(Lines of data)
·····

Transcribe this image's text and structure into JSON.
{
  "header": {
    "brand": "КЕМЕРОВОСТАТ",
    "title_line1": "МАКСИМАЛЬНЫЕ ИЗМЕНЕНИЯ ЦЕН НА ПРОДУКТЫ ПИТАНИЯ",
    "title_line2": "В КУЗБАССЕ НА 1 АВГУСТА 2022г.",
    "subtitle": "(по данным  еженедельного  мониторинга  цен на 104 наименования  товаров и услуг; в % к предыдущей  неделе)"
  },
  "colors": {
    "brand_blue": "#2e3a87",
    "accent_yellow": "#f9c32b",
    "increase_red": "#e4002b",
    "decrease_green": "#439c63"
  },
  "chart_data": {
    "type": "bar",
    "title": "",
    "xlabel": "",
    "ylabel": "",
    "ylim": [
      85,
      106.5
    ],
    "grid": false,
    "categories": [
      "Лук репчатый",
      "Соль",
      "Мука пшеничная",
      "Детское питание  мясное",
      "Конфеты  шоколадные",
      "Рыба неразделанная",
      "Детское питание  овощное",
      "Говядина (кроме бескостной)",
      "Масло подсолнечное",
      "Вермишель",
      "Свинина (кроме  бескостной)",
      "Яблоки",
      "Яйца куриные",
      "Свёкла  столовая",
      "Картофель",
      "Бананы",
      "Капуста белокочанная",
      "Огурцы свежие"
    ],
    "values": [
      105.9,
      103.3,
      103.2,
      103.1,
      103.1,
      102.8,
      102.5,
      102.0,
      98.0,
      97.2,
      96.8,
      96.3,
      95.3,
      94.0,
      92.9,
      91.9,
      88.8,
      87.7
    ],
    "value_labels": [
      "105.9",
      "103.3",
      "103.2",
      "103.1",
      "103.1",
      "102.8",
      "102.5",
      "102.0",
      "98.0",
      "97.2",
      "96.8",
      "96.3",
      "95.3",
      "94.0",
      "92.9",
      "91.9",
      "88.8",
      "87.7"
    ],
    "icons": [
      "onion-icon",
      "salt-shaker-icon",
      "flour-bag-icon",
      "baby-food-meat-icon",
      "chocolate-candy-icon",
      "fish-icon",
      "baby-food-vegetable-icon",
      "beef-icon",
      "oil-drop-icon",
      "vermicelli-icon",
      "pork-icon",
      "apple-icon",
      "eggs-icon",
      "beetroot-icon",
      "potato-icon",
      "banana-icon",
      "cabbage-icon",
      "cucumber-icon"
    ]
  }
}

·····

__WRITTEN TASK__:
Filter the entries and copy out every line with the word "питание".

__WRITTEN SOLUTION__:
      "Детское питание  мясное",
      "Детское питание  овощное",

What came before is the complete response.